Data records
## Start
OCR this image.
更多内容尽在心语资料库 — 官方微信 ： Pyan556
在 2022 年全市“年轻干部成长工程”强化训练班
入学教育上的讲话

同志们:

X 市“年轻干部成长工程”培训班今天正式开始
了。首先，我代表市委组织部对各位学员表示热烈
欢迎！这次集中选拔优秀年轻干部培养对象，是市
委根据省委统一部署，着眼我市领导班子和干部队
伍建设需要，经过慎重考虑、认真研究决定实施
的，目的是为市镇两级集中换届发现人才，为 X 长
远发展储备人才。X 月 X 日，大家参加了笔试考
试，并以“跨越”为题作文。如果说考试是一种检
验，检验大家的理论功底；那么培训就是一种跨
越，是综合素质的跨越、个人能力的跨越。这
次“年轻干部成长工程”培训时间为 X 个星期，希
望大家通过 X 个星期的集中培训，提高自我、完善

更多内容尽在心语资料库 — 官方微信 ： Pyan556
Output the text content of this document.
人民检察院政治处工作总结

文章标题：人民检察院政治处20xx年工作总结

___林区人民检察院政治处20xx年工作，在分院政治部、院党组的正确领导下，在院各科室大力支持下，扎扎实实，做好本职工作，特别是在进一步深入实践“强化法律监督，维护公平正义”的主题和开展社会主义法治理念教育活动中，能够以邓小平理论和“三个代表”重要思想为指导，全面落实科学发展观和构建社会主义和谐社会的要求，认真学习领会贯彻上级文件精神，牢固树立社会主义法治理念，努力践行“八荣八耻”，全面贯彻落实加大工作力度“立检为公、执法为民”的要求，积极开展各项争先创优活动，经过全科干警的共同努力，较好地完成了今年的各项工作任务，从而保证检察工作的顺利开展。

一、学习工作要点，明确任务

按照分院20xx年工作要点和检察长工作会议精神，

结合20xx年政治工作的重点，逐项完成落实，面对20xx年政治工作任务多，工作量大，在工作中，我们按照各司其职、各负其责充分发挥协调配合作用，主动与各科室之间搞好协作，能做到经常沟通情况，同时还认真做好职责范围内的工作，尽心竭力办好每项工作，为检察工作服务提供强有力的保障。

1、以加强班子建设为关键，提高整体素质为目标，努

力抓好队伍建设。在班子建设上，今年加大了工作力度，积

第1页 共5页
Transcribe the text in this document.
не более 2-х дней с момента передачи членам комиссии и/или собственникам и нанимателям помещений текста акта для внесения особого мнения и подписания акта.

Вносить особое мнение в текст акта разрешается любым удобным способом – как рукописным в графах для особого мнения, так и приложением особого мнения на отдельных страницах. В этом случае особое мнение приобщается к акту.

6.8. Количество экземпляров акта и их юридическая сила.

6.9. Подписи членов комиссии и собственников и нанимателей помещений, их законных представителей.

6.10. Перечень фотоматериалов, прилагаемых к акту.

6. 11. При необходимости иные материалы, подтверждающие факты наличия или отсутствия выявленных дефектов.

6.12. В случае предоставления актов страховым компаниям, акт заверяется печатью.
## End
Exercise brief: Pull every line containing the word "document" out of the material and copy it.

Response:
Output the text content of this document.
Transcribe the text in this document.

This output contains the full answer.